Set exercise >> Produce an exact copy of all the records.

Rows >>
::::
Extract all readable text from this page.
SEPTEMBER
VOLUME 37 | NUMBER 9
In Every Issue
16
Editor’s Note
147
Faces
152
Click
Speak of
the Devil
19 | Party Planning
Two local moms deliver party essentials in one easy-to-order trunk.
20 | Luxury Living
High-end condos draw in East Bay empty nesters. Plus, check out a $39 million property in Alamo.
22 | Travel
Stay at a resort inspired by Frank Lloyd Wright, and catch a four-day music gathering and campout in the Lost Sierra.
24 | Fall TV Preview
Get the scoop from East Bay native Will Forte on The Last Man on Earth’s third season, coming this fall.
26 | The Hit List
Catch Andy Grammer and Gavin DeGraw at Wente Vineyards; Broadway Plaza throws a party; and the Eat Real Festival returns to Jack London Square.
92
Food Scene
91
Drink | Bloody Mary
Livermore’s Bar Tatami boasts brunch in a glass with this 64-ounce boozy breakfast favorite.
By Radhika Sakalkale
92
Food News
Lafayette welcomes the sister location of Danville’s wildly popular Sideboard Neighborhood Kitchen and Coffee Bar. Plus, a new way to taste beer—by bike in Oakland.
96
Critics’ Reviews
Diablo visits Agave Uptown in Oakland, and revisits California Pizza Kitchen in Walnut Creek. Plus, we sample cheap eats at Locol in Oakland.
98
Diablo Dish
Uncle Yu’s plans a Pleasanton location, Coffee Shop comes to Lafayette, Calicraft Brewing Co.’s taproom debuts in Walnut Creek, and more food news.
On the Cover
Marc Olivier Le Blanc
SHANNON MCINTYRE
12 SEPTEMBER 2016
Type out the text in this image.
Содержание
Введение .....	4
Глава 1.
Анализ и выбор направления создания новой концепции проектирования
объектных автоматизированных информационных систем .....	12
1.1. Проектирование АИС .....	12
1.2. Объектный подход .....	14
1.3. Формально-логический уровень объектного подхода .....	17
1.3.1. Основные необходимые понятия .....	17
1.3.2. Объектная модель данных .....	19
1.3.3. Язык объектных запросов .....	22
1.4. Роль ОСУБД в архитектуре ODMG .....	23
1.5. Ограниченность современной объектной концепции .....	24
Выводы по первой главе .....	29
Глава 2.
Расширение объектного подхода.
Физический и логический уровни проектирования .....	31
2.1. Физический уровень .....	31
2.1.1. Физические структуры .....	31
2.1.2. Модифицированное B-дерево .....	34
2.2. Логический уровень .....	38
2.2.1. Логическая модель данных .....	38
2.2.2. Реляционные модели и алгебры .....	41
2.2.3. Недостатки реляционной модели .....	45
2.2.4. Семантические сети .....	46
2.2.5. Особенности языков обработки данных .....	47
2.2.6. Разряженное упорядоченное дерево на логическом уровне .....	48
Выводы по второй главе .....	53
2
::::
Output below >>
Extract all readable text from this page.
SEPTEMBER
VOLUME 37 | NUMBER 9
In Every Issue
16
Editor’s Note
147
Faces
152
Click
Speak of
the Devil
19 | Party Planning
Two local moms deliver party essentials in one easy-to-order trunk.
20 | Luxury Living
High-end condos draw in East Bay empty nesters. Plus, check out a $39 million property in Alamo.
22 | Travel
Stay at a resort inspired by Frank Lloyd Wright, and catch a four-day music gathering and campout in the Lost Sierra.
24 | Fall TV Preview
Get the scoop from East Bay native Will Forte on The Last Man on Earth’s third season, coming this fall.
26 | The Hit List
Catch Andy Grammer and Gavin DeGraw at Wente Vineyards; Broadway Plaza throws a party; and the Eat Real Festival returns to Jack London Square.
92
Food Scene
91
Drink | Bloody Mary
Livermore’s Bar Tatami boasts brunch in a glass with this 64-ounce boozy breakfast favorite.
By Radhika Sakalkale
92
Food News
Lafayette welcomes the sister location of Danville’s wildly popular Sideboard Neighborhood Kitchen and Coffee Bar. Plus, a new way to taste beer—by bike in Oakland.
96
Critics’ Reviews
Diablo visits Agave Uptown in Oakland, and revisits California Pizza Kitchen in Walnut Creek. Plus, we sample cheap eats at Locol in Oakland.
98
Diablo Dish
Uncle Yu’s plans a Pleasanton location, Coffee Shop comes to Lafayette, Calicraft Brewing Co.’s taproom debuts in Walnut Creek, and more food news.
On the Cover
Marc Olivier Le Blanc
SHANNON MCINTYRE
12 SEPTEMBER 2016
Type out the text in this image.
Содержание
Введение .....	4
Глава 1.
Анализ и выбор направления создания новой концепции проектирования
объектных автоматизированных информационных систем .....	12
1.1. Проектирование АИС .....	12
1.2. Объектный подход .....	14
1.3. Формально-логический уровень объектного подхода .....	17
1.3.1. Основные необходимые понятия .....	17
1.3.2. Объектная модель данных .....	19
1.3.3. Язык объектных запросов .....	22
1.4. Роль ОСУБД в архитектуре ODMG .....	23
1.5. Ограниченность современной объектной концепции .....	24
Выводы по первой главе .....	29
Глава 2.
Расширение объектного подхода.
Физический и логический уровни проектирования .....	31
2.1. Физический уровень .....	31
2.1.1. Физические структуры .....	31
2.1.2. Модифицированное B-дерево .....	34
2.2. Логический уровень .....	38
2.2.1. Логическая модель данных .....	38
2.2.2. Реляционные модели и алгебры .....	41
2.2.3. Недостатки реляционной модели .....	45
2.2.4. Семантические сети .....	46
2.2.5. Особенности языков обработки данных .....	47
2.2.6. Разряженное упорядоченное дерево на логическом уровне .....	48
Выводы по второй главе .....	53
2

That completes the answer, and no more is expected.